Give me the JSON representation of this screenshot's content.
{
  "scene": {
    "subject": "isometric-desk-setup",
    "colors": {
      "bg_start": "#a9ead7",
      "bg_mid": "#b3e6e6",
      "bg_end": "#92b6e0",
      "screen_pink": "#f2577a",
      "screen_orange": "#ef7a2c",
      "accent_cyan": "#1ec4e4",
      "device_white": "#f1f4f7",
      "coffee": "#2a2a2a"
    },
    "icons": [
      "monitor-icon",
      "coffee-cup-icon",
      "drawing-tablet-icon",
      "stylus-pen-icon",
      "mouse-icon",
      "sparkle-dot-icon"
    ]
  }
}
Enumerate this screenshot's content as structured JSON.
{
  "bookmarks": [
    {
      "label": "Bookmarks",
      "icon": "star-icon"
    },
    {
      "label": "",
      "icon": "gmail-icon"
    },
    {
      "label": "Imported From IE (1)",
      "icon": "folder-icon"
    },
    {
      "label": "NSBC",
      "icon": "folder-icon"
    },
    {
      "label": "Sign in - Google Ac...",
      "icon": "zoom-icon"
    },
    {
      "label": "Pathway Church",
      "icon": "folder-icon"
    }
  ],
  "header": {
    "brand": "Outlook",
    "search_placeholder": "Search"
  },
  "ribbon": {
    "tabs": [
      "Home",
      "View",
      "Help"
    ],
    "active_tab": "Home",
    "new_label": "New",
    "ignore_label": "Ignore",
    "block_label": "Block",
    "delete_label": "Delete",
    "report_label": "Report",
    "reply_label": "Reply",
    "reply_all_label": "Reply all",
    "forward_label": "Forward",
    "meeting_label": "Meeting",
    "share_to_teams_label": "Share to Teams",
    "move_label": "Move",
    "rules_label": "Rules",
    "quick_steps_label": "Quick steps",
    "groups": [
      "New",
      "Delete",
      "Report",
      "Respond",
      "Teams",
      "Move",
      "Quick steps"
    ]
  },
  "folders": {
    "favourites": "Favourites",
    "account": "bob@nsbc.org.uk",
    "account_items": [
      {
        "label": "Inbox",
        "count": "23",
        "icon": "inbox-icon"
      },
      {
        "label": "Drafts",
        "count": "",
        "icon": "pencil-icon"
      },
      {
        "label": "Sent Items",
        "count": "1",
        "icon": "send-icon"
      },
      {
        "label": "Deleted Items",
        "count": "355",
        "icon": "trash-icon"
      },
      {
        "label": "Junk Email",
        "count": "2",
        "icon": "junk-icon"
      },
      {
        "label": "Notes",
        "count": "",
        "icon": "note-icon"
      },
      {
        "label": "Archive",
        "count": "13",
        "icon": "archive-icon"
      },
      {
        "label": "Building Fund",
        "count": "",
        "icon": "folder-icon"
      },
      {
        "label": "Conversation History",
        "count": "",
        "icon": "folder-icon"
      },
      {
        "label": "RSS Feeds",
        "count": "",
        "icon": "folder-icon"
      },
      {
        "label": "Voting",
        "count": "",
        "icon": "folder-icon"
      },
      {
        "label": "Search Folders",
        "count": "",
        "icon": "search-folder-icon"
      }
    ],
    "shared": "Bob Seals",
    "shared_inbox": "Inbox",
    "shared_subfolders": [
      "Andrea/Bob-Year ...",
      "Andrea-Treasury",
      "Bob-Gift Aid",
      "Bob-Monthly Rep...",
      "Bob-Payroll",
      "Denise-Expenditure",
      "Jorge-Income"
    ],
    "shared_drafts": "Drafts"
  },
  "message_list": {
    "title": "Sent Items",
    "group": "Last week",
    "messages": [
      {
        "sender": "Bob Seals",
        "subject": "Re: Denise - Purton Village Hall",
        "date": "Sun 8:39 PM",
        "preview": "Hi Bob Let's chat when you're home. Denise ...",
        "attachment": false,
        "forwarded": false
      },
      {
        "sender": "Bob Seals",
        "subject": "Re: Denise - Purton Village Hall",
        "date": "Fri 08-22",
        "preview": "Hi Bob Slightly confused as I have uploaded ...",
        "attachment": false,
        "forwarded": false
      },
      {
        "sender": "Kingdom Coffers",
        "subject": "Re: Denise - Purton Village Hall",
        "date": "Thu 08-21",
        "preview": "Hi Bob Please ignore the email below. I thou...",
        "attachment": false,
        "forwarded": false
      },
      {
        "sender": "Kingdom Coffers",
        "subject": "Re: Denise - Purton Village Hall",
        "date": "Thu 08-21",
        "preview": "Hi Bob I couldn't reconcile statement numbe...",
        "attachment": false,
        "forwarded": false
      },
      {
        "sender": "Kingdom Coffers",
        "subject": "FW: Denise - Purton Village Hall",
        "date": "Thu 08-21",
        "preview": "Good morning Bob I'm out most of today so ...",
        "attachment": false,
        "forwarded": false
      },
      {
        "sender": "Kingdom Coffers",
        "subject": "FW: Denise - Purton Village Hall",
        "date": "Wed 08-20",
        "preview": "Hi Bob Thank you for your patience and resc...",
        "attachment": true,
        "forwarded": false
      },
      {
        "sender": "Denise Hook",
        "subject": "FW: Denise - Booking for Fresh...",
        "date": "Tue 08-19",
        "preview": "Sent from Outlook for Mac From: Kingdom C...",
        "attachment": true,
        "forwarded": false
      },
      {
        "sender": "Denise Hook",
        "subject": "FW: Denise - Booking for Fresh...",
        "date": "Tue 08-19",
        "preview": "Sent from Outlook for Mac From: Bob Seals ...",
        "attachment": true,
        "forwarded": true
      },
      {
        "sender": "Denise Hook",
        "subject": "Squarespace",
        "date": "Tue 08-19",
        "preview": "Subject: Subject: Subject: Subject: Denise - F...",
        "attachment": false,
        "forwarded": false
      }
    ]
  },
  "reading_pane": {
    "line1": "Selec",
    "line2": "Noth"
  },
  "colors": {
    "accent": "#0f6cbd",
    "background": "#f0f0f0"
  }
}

» Short task:
Count the lines in the records above that contain the word "Outlook", and give only the number.

» Exercise output:
3